Check every line of the entries below for the word "OKAYOKEH", and copy the ones that have it.
Start Dataset excerpts
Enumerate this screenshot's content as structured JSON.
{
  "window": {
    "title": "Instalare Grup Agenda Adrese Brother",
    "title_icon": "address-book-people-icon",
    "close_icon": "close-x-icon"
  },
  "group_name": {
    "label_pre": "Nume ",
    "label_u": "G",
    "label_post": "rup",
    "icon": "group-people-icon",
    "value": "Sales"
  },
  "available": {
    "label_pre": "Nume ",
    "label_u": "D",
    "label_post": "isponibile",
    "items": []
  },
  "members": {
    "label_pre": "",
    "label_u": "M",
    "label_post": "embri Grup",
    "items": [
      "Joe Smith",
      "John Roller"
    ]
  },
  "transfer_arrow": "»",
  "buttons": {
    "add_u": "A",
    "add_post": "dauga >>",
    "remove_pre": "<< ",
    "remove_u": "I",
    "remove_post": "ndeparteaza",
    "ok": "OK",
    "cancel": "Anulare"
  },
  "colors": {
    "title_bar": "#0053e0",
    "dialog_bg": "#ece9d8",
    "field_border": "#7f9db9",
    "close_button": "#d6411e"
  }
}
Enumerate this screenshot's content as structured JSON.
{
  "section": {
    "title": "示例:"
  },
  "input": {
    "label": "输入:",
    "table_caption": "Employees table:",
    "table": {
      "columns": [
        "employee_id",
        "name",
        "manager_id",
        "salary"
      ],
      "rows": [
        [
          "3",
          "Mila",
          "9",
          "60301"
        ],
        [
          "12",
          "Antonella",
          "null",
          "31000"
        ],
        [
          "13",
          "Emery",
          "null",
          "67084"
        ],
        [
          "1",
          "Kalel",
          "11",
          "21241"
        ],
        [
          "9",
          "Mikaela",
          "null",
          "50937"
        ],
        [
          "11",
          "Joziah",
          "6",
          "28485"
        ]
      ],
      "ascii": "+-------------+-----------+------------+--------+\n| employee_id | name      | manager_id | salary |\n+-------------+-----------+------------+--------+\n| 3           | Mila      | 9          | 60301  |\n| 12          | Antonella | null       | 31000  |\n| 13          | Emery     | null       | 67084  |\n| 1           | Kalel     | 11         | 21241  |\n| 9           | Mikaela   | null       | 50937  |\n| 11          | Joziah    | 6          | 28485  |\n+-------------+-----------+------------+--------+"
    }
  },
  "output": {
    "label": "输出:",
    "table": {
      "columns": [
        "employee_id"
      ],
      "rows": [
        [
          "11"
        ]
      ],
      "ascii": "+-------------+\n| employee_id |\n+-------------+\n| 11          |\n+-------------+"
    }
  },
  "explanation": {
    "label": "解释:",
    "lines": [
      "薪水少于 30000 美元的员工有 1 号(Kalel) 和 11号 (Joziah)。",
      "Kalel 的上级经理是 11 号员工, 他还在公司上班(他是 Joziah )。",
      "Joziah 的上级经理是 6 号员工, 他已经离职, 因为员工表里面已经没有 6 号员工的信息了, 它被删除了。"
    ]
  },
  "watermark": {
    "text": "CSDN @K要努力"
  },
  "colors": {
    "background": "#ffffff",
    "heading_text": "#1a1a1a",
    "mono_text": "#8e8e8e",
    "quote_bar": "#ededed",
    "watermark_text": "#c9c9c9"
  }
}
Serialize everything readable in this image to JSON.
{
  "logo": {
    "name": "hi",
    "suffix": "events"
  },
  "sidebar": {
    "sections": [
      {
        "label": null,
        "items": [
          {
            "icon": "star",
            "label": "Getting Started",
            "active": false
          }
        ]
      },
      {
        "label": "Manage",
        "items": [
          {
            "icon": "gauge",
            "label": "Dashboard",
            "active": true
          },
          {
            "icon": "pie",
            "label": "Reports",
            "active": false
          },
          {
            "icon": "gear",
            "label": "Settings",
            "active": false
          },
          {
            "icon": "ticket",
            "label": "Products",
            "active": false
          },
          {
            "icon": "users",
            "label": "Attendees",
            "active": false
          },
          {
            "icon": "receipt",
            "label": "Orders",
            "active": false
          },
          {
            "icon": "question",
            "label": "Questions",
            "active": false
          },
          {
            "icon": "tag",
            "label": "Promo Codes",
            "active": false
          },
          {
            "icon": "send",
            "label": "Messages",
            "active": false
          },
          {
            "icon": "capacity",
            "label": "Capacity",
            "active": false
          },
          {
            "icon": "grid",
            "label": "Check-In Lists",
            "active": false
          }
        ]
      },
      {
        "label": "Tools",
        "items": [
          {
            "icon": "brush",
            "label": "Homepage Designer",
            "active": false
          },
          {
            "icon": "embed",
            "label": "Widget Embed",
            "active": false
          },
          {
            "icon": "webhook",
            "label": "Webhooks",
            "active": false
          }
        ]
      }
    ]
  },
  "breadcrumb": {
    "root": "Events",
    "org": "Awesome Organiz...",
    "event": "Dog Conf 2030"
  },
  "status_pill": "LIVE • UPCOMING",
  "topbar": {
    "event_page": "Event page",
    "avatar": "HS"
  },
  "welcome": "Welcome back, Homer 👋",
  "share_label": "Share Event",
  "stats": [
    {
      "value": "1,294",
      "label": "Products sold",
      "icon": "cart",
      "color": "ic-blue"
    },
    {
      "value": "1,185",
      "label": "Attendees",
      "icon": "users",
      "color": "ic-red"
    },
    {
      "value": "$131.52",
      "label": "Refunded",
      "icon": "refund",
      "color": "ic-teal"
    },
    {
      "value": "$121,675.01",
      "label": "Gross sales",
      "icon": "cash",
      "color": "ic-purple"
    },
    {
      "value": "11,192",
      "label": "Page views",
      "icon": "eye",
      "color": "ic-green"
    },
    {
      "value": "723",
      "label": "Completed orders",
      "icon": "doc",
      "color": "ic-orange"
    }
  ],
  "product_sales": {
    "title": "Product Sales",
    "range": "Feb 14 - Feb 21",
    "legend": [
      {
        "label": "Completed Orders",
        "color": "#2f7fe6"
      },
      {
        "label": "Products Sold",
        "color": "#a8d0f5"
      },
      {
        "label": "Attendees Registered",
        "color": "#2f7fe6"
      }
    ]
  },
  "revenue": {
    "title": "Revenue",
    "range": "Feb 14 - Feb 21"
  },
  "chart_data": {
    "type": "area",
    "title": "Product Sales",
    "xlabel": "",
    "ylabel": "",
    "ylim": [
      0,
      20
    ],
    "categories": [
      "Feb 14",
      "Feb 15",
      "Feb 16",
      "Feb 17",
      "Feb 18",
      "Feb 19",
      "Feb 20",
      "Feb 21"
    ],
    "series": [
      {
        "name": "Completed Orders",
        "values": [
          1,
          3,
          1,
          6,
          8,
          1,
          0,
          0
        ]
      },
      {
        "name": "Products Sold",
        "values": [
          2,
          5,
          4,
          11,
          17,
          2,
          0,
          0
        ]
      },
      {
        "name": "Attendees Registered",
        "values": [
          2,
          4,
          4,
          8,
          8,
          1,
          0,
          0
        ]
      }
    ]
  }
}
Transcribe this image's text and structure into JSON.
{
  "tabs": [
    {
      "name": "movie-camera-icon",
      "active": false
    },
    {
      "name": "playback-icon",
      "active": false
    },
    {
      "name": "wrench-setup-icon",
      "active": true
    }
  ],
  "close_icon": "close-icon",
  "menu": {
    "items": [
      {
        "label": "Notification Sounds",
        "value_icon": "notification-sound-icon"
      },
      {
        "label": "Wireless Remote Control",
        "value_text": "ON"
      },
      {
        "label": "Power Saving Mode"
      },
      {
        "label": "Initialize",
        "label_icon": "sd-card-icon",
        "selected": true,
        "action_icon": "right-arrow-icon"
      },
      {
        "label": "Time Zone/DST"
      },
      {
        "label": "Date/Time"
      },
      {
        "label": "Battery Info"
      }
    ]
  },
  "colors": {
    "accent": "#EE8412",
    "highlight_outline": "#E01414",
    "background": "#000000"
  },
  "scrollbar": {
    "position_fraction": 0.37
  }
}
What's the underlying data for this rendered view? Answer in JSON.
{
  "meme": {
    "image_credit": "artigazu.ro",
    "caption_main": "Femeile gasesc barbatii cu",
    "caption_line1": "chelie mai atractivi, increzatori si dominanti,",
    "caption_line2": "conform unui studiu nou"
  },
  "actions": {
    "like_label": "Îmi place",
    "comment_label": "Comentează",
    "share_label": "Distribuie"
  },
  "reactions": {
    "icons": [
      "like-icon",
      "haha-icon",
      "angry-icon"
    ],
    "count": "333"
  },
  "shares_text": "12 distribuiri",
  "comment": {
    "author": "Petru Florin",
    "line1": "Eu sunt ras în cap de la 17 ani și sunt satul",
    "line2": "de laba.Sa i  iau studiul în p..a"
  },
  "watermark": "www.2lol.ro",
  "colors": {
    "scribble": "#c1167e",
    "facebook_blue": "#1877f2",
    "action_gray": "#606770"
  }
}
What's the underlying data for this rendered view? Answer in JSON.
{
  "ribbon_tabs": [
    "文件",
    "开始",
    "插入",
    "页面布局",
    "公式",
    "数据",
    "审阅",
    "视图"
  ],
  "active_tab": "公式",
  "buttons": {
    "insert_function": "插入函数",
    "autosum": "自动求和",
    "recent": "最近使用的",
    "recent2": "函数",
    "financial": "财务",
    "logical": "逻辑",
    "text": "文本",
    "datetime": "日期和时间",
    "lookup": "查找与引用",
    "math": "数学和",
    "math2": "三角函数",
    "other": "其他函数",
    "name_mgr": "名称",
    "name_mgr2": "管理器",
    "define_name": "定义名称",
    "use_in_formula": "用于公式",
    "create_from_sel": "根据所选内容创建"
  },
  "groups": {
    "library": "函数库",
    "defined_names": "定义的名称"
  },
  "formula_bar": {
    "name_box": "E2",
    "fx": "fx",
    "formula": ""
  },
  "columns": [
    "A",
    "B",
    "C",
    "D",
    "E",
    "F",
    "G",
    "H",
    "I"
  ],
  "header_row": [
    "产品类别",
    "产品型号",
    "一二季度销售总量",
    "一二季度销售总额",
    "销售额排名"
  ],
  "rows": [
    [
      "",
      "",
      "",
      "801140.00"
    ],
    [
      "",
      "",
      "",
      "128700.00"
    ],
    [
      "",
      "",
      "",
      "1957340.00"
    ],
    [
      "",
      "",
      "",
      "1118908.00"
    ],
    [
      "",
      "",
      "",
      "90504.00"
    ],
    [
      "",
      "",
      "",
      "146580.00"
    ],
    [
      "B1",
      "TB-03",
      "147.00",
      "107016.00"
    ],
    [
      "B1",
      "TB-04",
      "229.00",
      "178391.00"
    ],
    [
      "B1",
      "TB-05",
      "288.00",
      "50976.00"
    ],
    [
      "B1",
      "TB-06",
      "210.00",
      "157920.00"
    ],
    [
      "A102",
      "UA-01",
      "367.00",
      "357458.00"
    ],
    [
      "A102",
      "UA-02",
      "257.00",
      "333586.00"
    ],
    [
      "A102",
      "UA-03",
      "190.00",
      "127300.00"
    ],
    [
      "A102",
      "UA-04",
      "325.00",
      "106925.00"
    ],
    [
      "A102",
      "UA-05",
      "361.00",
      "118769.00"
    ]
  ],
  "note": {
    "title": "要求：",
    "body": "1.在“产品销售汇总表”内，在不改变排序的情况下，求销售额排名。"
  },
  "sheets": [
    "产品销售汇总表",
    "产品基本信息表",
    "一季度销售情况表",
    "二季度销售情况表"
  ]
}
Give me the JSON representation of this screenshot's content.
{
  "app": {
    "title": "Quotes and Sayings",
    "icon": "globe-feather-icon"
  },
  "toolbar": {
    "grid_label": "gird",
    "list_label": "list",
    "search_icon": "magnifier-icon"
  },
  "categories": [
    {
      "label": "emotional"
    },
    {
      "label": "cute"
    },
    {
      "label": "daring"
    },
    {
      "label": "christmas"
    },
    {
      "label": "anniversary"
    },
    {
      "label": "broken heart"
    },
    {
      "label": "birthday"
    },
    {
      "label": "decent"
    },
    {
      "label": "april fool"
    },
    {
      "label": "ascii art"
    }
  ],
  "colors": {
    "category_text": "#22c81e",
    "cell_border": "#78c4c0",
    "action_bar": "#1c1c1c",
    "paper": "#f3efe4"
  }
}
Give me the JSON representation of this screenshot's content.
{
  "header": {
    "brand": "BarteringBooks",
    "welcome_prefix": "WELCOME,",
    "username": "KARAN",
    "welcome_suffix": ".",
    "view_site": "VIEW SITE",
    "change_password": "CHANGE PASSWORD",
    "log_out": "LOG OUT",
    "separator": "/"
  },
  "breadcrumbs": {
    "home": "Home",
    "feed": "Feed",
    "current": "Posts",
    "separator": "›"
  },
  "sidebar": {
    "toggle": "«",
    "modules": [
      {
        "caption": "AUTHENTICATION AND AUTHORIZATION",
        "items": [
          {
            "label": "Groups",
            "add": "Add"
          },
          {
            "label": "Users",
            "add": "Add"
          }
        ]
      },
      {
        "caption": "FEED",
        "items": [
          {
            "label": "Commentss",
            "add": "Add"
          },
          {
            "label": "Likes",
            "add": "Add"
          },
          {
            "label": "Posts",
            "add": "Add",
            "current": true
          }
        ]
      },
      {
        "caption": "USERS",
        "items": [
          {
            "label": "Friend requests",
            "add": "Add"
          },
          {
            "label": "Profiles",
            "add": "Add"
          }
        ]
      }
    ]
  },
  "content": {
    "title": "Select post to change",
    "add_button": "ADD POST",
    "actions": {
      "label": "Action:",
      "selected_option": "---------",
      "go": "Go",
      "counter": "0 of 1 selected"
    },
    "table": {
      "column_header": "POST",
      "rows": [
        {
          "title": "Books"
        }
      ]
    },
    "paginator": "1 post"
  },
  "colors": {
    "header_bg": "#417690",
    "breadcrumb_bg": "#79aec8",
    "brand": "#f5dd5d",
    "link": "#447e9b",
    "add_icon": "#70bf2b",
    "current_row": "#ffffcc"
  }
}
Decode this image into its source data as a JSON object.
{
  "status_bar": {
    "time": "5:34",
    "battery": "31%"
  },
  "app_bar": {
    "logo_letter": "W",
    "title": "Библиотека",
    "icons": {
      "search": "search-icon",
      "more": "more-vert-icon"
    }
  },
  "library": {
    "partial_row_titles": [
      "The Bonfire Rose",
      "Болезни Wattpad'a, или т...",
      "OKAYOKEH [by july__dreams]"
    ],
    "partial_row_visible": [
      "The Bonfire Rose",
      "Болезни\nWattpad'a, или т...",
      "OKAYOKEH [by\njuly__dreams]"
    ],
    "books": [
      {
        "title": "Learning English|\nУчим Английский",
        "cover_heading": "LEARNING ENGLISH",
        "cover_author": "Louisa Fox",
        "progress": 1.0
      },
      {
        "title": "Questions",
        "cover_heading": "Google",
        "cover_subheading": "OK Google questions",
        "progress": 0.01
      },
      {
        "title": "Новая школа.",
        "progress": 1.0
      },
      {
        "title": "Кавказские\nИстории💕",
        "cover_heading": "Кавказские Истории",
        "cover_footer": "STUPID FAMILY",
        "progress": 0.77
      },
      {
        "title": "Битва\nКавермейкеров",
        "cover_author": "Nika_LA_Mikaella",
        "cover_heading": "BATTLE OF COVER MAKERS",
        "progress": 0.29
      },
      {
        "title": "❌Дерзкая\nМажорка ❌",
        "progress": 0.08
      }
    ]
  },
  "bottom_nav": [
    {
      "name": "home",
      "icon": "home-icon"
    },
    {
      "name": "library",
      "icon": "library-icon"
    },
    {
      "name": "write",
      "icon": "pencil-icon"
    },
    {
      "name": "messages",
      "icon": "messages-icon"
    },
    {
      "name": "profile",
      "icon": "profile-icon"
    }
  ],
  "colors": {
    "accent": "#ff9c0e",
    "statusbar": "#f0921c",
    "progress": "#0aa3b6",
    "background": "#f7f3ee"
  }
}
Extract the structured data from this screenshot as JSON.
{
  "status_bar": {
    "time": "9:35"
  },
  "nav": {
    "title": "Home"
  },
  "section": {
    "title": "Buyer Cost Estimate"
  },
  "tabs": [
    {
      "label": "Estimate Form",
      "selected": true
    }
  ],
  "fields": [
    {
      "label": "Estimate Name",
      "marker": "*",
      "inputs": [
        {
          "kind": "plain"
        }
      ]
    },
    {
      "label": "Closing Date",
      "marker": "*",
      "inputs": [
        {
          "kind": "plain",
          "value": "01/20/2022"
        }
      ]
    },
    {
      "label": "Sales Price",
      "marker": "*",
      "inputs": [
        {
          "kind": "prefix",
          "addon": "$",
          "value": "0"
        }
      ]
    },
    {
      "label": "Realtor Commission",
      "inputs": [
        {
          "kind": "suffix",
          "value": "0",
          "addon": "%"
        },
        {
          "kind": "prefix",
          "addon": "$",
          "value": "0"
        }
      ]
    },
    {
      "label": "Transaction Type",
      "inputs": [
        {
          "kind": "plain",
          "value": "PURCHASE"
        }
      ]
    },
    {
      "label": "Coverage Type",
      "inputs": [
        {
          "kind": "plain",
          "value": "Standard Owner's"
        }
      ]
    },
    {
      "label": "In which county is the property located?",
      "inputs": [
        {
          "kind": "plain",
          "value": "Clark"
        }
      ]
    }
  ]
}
End Dataset excerpts
→ **Complete answer**
      "OKAYOKEH [by july__dreams]"
      "OKAYOKEH [by\njuly__dreams]"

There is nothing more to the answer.